Dataset records on visual material:
^^^^

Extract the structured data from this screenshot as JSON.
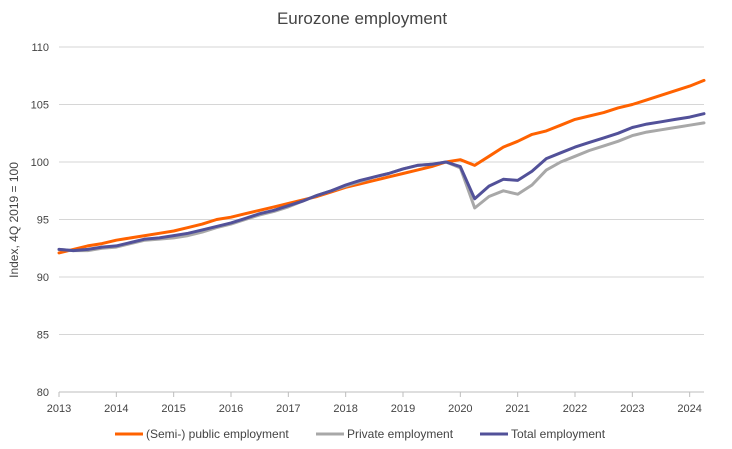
{
  "chart_data": {
    "type": "line",
    "title": "Eurozone employment",
    "xlabel": "",
    "ylabel": "Index, 4Q 2019 = 100",
    "ylim": [
      80,
      110
    ],
    "xlim": [
      2013.0,
      2024.25
    ],
    "yticks": [
      "80",
      "85",
      "90",
      "95",
      "100",
      "105",
      "110"
    ],
    "xticks": [
      "2013",
      "2014",
      "2015",
      "2016",
      "2017",
      "2018",
      "2019",
      "2020",
      "2021",
      "2022",
      "2023",
      "2024"
    ],
    "grid": "horizontal",
    "legend": "bottom",
    "x": [
      2013.0,
      2013.25,
      2013.5,
      2013.75,
      2014.0,
      2014.25,
      2014.5,
      2014.75,
      2015.0,
      2015.25,
      2015.5,
      2015.75,
      2016.0,
      2016.25,
      2016.5,
      2016.75,
      2017.0,
      2017.25,
      2017.5,
      2017.75,
      2018.0,
      2018.25,
      2018.5,
      2018.75,
      2019.0,
      2019.25,
      2019.5,
      2019.75,
      2020.0,
      2020.25,
      2020.5,
      2020.75,
      2021.0,
      2021.25,
      2021.5,
      2021.75,
      2022.0,
      2022.25,
      2022.5,
      2022.75,
      2023.0,
      2023.25,
      2023.5,
      2023.75,
      2024.0,
      2024.25
    ],
    "series": [
      {
        "name": "(Semi-) public employment",
        "color": "#ff6200",
        "values": [
          92.1,
          92.4,
          92.7,
          92.9,
          93.2,
          93.4,
          93.6,
          93.8,
          94.0,
          94.3,
          94.6,
          95.0,
          95.2,
          95.5,
          95.8,
          96.1,
          96.4,
          96.7,
          97.0,
          97.4,
          97.8,
          98.1,
          98.4,
          98.7,
          99.0,
          99.3,
          99.6,
          100.0,
          100.2,
          99.7,
          100.5,
          101.3,
          101.8,
          102.4,
          102.7,
          103.2,
          103.7,
          104.0,
          104.3,
          104.7,
          105.0,
          105.4,
          105.8,
          106.2,
          106.6,
          107.1
        ]
      },
      {
        "name": "Private employment",
        "color": "#a8a8a8",
        "values": [
          92.4,
          92.3,
          92.3,
          92.5,
          92.6,
          92.9,
          93.2,
          93.3,
          93.4,
          93.6,
          93.9,
          94.3,
          94.6,
          95.0,
          95.4,
          95.7,
          96.1,
          96.6,
          97.1,
          97.5,
          97.9,
          98.3,
          98.7,
          99.0,
          99.4,
          99.7,
          99.8,
          100.0,
          99.5,
          96.0,
          97.0,
          97.5,
          97.2,
          98.0,
          99.3,
          100.0,
          100.5,
          101.0,
          101.4,
          101.8,
          102.3,
          102.6,
          102.8,
          103.0,
          103.2,
          103.4
        ]
      },
      {
        "name": "Total employment",
        "color": "#525199",
        "values": [
          92.4,
          92.3,
          92.4,
          92.6,
          92.7,
          93.0,
          93.3,
          93.4,
          93.6,
          93.8,
          94.1,
          94.4,
          94.7,
          95.1,
          95.5,
          95.8,
          96.2,
          96.6,
          97.1,
          97.5,
          98.0,
          98.4,
          98.7,
          99.0,
          99.4,
          99.7,
          99.8,
          100.0,
          99.6,
          96.8,
          97.9,
          98.5,
          98.4,
          99.2,
          100.3,
          100.8,
          101.3,
          101.7,
          102.1,
          102.5,
          103.0,
          103.3,
          103.5,
          103.7,
          103.9,
          104.2
        ]
      }
    ]
  }
}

^^^^

WHAT YOU HAVE TO DO: List every line in the records above that contains the word "employment".

WRITTEN RESPONSE:
    "title": "Eurozone employment",
        "name": "(Semi-) public employment",
        "name": "Private employment",
        "name": "Total employment",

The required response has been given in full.